- **Task statement**: Look through the material and copy each line holding "chevron".

— Start —

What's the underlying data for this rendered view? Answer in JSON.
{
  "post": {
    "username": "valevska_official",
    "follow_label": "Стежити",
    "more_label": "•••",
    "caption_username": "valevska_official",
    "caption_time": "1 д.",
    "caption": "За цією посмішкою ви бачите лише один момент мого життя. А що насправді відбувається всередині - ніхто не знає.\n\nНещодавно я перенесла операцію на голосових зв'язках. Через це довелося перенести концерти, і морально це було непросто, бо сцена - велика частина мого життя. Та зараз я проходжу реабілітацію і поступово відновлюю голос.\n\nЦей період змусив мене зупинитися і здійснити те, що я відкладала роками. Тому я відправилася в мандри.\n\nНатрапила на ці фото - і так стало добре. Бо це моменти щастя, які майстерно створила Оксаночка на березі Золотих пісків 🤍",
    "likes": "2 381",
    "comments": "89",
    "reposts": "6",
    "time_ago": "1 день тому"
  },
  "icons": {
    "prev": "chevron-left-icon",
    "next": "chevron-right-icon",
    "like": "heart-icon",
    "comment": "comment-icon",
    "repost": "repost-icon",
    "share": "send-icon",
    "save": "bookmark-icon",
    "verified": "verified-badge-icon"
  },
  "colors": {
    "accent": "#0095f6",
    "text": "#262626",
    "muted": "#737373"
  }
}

— End —

- **Response for this exercise**:
    "prev": "chevron-left-icon",
    "next": "chevron-right-icon",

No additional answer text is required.